Data rows:
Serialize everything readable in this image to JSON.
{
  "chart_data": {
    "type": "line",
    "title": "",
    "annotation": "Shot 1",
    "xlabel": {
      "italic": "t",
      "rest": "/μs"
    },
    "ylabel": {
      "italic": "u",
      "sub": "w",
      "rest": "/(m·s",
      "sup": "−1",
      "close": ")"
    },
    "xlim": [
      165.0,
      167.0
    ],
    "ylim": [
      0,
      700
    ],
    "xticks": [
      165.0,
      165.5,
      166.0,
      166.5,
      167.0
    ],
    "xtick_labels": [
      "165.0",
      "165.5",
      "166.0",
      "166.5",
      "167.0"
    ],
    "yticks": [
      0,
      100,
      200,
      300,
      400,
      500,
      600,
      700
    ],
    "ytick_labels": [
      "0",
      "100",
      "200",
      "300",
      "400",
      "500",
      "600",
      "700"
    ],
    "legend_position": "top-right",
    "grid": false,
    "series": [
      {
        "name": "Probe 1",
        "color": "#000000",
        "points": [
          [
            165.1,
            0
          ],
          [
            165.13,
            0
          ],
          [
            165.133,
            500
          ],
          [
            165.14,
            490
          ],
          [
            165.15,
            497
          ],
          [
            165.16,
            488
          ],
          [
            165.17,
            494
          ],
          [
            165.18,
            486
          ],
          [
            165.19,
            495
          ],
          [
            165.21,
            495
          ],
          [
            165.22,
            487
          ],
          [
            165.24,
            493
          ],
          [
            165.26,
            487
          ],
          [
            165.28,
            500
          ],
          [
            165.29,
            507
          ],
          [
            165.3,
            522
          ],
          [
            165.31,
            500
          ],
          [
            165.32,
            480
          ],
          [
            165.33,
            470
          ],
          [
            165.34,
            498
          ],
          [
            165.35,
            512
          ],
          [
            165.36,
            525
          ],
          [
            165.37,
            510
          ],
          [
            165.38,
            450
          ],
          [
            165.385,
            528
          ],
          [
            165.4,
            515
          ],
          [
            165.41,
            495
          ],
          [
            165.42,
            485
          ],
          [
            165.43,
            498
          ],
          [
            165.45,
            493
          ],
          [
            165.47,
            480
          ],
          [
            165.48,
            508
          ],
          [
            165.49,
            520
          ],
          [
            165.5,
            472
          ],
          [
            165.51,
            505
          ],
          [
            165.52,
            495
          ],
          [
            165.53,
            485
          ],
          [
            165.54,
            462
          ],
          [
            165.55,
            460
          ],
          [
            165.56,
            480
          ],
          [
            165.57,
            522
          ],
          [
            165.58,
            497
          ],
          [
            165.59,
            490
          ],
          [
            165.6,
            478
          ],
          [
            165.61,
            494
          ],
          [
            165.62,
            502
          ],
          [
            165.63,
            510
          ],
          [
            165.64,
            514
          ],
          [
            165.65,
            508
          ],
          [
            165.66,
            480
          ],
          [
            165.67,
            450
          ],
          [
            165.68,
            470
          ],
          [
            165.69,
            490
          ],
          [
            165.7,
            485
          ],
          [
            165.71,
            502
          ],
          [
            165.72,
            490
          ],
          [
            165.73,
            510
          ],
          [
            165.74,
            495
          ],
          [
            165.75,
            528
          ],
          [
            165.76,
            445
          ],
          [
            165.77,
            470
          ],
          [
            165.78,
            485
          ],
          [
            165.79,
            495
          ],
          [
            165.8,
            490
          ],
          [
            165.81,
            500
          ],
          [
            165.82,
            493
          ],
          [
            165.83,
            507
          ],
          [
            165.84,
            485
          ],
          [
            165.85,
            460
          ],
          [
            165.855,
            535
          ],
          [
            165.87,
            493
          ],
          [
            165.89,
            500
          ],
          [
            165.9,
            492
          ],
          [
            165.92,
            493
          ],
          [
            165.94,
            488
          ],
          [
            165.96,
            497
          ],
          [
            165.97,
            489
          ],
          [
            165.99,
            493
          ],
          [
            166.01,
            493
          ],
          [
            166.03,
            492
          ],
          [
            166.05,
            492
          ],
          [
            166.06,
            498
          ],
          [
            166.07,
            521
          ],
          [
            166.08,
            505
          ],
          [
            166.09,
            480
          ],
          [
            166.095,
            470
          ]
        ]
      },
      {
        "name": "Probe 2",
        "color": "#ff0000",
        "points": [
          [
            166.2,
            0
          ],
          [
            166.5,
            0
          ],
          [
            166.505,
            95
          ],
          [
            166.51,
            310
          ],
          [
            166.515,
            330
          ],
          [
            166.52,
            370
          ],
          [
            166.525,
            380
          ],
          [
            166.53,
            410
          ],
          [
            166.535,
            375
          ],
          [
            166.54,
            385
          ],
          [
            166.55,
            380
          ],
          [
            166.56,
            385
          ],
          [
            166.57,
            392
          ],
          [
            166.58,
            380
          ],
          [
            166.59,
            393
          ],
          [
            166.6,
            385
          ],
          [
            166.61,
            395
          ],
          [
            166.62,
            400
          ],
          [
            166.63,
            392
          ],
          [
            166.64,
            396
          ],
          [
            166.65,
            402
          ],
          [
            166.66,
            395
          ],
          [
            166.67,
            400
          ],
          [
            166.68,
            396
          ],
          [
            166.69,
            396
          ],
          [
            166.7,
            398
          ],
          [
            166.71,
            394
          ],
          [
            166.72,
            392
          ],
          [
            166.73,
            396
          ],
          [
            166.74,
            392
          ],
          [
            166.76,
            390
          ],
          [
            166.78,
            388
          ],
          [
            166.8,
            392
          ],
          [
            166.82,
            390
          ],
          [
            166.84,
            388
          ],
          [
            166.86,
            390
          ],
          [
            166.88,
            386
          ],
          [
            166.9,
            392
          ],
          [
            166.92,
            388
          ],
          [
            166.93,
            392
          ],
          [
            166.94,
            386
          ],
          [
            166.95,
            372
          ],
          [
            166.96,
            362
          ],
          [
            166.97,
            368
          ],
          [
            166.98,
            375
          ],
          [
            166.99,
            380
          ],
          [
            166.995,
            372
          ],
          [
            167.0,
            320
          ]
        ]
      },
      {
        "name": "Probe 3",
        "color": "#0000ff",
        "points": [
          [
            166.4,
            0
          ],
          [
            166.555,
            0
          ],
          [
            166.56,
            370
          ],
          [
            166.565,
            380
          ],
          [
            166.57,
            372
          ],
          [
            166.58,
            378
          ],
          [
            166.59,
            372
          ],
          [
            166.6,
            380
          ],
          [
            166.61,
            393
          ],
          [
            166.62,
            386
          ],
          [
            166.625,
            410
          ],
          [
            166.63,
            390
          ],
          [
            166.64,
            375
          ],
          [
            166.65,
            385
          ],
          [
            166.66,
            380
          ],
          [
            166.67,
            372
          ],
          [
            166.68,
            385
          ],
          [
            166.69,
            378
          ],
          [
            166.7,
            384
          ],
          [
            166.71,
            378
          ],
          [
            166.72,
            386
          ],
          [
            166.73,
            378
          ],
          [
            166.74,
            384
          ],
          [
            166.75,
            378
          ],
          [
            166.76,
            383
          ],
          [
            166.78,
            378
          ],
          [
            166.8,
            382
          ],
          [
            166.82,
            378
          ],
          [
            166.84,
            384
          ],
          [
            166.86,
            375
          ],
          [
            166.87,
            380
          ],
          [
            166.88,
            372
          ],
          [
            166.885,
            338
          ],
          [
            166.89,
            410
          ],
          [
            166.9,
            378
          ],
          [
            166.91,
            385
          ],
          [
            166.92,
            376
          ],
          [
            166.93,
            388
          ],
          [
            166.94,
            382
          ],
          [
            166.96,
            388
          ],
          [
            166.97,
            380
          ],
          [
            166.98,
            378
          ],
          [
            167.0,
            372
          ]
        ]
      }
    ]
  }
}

Task brief:
Pull out each record as written and restate it exactly.

Output:
Serialize everything readable in this image to JSON.
{
  "chart_data": {
    "type": "line",
    "title": "",
    "annotation": "Shot 1",
    "xlabel": {
      "italic": "t",
      "rest": "/μs"
    },
    "ylabel": {
      "italic": "u",
      "sub": "w",
      "rest": "/(m·s",
      "sup": "−1",
      "close": ")"
    },
    "xlim": [
      165.0,
      167.0
    ],
    "ylim": [
      0,
      700
    ],
    "xticks": [
      165.0,
      165.5,
      166.0,
      166.5,
      167.0
    ],
    "xtick_labels": [
      "165.0",
      "165.5",
      "166.0",
      "166.5",
      "167.0"
    ],
    "yticks": [
      0,
      100,
      200,
      300,
      400,
      500,
      600,
      700
    ],
    "ytick_labels": [
      "0",
      "100",
      "200",
      "300",
      "400",
      "500",
      "600",
      "700"
    ],
    "legend_position": "top-right",
    "grid": false,
    "series": [
      {
        "name": "Probe 1",
        "color": "#000000",
        "points": [
          [
            165.1,
            0
          ],
          [
            165.13,
            0
          ],
          [
            165.133,
            500
          ],
          [
            165.14,
            490
          ],
          [
            165.15,
            497
          ],
          [
            165.16,
            488
          ],
          [
            165.17,
            494
          ],
          [
            165.18,
            486
          ],
          [
            165.19,
            495
          ],
          [
            165.21,
            495
          ],
          [
            165.22,
            487
          ],
          [
            165.24,
            493
          ],
          [
            165.26,
            487
          ],
          [
            165.28,
            500
          ],
          [
            165.29,
            507
          ],
          [
            165.3,
            522
          ],
          [
            165.31,
            500
          ],
          [
            165.32,
            480
          ],
          [
            165.33,
            470
          ],
          [
            165.34,
            498
          ],
          [
            165.35,
            512
          ],
          [
            165.36,
            525
          ],
          [
            165.37,
            510
          ],
          [
            165.38,
            450
          ],
          [
            165.385,
            528
          ],
          [
            165.4,
            515
          ],
          [
            165.41,
            495
          ],
          [
            165.42,
            485
          ],
          [
            165.43,
            498
          ],
          [
            165.45,
            493
          ],
          [
            165.47,
            480
          ],
          [
            165.48,
            508
          ],
          [
            165.49,
            520
          ],
          [
            165.5,
            472
          ],
          [
            165.51,
            505
          ],
          [
            165.52,
            495
          ],
          [
            165.53,
            485
          ],
          [
            165.54,
            462
          ],
          [
            165.55,
            460
          ],
          [
            165.56,
            480
          ],
          [
            165.57,
            522
          ],
          [
            165.58,
            497
          ],
          [
            165.59,
            490
          ],
          [
            165.6,
            478
          ],
          [
            165.61,
            494
          ],
          [
            165.62,
            502
          ],
          [
            165.63,
            510
          ],
          [
            165.64,
            514
          ],
          [
            165.65,
            508
          ],
          [
            165.66,
            480
          ],
          [
            165.67,
            450
          ],
          [
            165.68,
            470
          ],
          [
            165.69,
            490
          ],
          [
            165.7,
            485
          ],
          [
            165.71,
            502
          ],
          [
            165.72,
            490
          ],
          [
            165.73,
            510
          ],
          [
            165.74,
            495
          ],
          [
            165.75,
            528
          ],
          [
            165.76,
            445
          ],
          [
            165.77,
            470
          ],
          [
            165.78,
            485
          ],
          [
            165.79,
            495
          ],
          [
            165.8,
            490
          ],
          [
            165.81,
            500
          ],
          [
            165.82,
            493
          ],
          [
            165.83,
            507
          ],
          [
            165.84,
            485
          ],
          [
            165.85,
            460
          ],
          [
            165.855,
            535
          ],
          [
            165.87,
            493
          ],
          [
            165.89,
            500
          ],
          [
            165.9,
            492
          ],
          [
            165.92,
            493
          ],
          [
            165.94,
            488
          ],
          [
            165.96,
            497
          ],
          [
            165.97,
            489
          ],
          [
            165.99,
            493
          ],
          [
            166.01,
            493
          ],
          [
            166.03,
            492
          ],
          [
            166.05,
            492
          ],
          [
            166.06,
            498
          ],
          [
            166.07,
            521
          ],
          [
            166.08,
            505
          ],
          [
            166.09,
            480
          ],
          [
            166.095,
            470
          ]
        ]
      },
      {
        "name": "Probe 2",
        "color": "#ff0000",
        "points": [
          [
            166.2,
            0
          ],
          [
            166.5,
            0
          ],
          [
            166.505,
            95
          ],
          [
            166.51,
            310
          ],
          [
            166.515,
            330
          ],
          [
            166.52,
            370
          ],
          [
            166.525,
            380
          ],
          [
            166.53,
            410
          ],
          [
            166.535,
            375
          ],
          [
            166.54,
            385
          ],
          [
            166.55,
            380
          ],
          [
            166.56,
            385
          ],
          [
            166.57,
            392
          ],
          [
            166.58,
            380
          ],
          [
            166.59,
            393
          ],
          [
            166.6,
            385
          ],
          [
            166.61,
            395
          ],
          [
            166.62,
            400
          ],
          [
            166.63,
            392
          ],
          [
            166.64,
            396
          ],
          [
            166.65,
            402
          ],
          [
            166.66,
            395
          ],
          [
            166.67,
            400
          ],
          [
            166.68,
            396
          ],
          [
            166.69,
            396
          ],
          [
            166.7,
            398
          ],
          [
            166.71,
            394
          ],
          [
            166.72,
            392
          ],
          [
            166.73,
            396
          ],
          [
            166.74,
            392
          ],
          [
            166.76,
            390
          ],
          [
            166.78,
            388
          ],
          [
            166.8,
            392
          ],
          [
            166.82,
            390
          ],
          [
            166.84,
            388
          ],
          [
            166.86,
            390
          ],
          [
            166.88,
            386
          ],
          [
            166.9,
            392
          ],
          [
            166.92,
            388
          ],
          [
            166.93,
            392
          ],
          [
            166.94,
            386
          ],
          [
            166.95,
            372
          ],
          [
            166.96,
            362
          ],
          [
            166.97,
            368
          ],
          [
            166.98,
            375
          ],
          [
            166.99,
            380
          ],
          [
            166.995,
            372
          ],
          [
            167.0,
            320
          ]
        ]
      },
      {
        "name": "Probe 3",
        "color": "#0000ff",
        "points": [
          [
            166.4,
            0
          ],
          [
            166.555,
            0
          ],
          [
            166.56,
            370
          ],
          [
            166.565,
            380
          ],
          [
            166.57,
            372
          ],
          [
            166.58,
            378
          ],
          [
            166.59,
            372
          ],
          [
            166.6,
            380
          ],
          [
            166.61,
            393
          ],
          [
            166.62,
            386
          ],
          [
            166.625,
            410
          ],
          [
            166.63,
            390
          ],
          [
            166.64,
            375
          ],
          [
            166.65,
            385
          ],
          [
            166.66,
            380
          ],
          [
            166.67,
            372
          ],
          [
            166.68,
            385
          ],
          [
            166.69,
            378
          ],
          [
            166.7,
            384
          ],
          [
            166.71,
            378
          ],
          [
            166.72,
            386
          ],
          [
            166.73,
            378
          ],
          [
            166.74,
            384
          ],
          [
            166.75,
            378
          ],
          [
            166.76,
            383
          ],
          [
            166.78,
            378
          ],
          [
            166.8,
            382
          ],
          [
            166.82,
            378
          ],
          [
            166.84,
            384
          ],
          [
            166.86,
            375
          ],
          [
            166.87,
            380
          ],
          [
            166.88,
            372
          ],
          [
            166.885,
            338
          ],
          [
            166.89,
            410
          ],
          [
            166.9,
            378
          ],
          [
            166.91,
            385
          ],
          [
            166.92,
            376
          ],
          [
            166.93,
            388
          ],
          [
            166.94,
            382
          ],
          [
            166.96,
            388
          ],
          [
            166.97,
            380
          ],
          [
            166.98,
            378
          ],
          [
            167.0,
            372
          ]
        ]
      }
    ]
  }
}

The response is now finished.